**What is needed**
State how many lines of the entries below hold the word "enrollees"; reply with nothing but the number.

**Raw records**
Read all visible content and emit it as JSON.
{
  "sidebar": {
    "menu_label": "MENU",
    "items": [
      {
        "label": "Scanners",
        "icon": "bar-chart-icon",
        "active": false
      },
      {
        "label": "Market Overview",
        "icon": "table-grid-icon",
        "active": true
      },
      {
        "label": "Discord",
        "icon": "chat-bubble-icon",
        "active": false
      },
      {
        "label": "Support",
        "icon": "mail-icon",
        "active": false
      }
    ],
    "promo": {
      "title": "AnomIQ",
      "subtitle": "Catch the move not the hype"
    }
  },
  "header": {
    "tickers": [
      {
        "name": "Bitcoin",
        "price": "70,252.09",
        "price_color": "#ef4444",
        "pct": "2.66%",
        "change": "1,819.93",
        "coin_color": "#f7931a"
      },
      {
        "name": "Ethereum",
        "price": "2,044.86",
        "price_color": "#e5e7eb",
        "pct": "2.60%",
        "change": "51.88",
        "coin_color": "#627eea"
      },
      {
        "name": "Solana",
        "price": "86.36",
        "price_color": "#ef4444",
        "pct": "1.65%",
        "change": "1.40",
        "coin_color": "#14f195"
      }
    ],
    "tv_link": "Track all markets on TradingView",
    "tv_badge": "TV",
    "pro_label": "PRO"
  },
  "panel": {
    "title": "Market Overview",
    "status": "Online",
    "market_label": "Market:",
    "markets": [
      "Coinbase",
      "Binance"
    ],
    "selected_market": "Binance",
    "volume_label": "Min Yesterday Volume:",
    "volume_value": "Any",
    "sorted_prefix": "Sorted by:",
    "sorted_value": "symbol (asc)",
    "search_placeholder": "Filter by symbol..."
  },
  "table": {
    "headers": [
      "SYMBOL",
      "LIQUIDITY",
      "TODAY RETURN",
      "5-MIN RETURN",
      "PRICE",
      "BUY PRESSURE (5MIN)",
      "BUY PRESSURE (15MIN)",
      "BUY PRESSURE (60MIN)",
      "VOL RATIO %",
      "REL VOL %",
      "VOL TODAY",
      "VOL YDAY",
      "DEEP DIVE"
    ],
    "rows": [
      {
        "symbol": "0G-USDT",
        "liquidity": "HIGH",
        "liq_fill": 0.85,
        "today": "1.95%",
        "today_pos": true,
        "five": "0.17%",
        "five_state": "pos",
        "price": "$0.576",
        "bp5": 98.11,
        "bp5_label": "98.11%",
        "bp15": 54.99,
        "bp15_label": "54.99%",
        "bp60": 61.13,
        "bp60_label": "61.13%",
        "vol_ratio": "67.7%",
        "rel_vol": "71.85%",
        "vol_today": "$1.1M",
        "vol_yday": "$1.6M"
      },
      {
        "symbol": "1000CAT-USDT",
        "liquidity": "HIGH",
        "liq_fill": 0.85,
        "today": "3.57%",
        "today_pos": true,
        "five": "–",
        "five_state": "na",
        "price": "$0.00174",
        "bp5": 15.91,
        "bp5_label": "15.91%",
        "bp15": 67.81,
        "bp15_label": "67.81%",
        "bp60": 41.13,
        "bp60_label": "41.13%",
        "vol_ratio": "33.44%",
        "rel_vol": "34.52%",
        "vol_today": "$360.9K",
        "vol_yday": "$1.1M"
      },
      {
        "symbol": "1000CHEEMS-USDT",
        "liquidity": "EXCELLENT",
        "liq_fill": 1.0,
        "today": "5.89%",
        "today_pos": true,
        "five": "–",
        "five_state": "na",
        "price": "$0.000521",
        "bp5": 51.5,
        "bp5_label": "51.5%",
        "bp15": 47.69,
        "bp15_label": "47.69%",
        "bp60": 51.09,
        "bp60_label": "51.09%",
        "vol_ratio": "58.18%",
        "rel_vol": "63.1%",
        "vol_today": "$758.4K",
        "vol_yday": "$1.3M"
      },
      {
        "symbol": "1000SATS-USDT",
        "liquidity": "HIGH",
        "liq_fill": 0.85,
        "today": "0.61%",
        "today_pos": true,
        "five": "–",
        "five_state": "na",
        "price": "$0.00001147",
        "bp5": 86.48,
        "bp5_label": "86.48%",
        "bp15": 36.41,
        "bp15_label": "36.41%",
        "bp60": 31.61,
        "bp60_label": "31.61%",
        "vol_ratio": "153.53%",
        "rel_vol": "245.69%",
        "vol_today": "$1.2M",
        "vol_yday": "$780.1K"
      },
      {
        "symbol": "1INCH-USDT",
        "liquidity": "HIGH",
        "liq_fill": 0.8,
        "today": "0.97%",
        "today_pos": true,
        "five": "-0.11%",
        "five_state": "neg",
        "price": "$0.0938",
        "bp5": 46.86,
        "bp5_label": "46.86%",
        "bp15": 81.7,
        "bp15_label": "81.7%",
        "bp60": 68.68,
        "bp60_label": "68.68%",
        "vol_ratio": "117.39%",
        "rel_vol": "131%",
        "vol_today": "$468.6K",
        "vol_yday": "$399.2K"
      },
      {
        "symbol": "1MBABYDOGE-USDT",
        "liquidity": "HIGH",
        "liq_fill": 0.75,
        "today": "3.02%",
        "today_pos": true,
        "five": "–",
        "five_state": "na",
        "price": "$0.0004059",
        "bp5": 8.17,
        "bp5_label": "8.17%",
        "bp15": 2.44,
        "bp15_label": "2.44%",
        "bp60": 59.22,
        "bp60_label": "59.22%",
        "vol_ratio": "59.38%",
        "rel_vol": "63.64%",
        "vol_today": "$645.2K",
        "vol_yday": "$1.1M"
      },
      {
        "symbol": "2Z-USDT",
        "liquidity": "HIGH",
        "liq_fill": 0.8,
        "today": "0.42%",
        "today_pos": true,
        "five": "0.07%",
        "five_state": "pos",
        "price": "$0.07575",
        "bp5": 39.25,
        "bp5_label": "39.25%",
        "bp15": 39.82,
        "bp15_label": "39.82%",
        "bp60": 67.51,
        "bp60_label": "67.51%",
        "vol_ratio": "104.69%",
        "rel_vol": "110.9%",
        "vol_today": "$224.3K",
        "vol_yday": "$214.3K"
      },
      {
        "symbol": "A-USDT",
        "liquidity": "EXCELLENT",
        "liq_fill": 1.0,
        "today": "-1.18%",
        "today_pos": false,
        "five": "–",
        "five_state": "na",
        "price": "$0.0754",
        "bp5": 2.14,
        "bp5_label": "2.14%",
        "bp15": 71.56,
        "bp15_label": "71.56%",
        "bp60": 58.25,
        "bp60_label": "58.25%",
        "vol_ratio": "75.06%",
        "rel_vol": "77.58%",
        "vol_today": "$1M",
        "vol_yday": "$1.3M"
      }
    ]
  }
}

* * *

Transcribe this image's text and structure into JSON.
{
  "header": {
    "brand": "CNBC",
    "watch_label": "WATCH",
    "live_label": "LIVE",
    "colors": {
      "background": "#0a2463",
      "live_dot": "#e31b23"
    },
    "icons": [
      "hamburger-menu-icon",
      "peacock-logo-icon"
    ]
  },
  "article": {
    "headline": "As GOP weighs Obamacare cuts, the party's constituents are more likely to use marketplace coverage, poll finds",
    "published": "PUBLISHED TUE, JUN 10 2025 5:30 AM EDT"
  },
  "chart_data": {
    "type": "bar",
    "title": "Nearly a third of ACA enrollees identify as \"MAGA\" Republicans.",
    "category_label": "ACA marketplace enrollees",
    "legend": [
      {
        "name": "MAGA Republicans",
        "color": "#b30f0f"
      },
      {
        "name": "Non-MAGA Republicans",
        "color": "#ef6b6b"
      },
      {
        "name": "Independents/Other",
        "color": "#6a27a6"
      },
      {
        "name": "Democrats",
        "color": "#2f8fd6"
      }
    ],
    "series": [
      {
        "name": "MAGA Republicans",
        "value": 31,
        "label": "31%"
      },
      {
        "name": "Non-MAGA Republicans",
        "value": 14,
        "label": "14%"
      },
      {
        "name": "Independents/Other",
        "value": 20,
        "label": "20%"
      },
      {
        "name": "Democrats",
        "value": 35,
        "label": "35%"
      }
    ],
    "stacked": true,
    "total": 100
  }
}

**Solution to this exercise**
2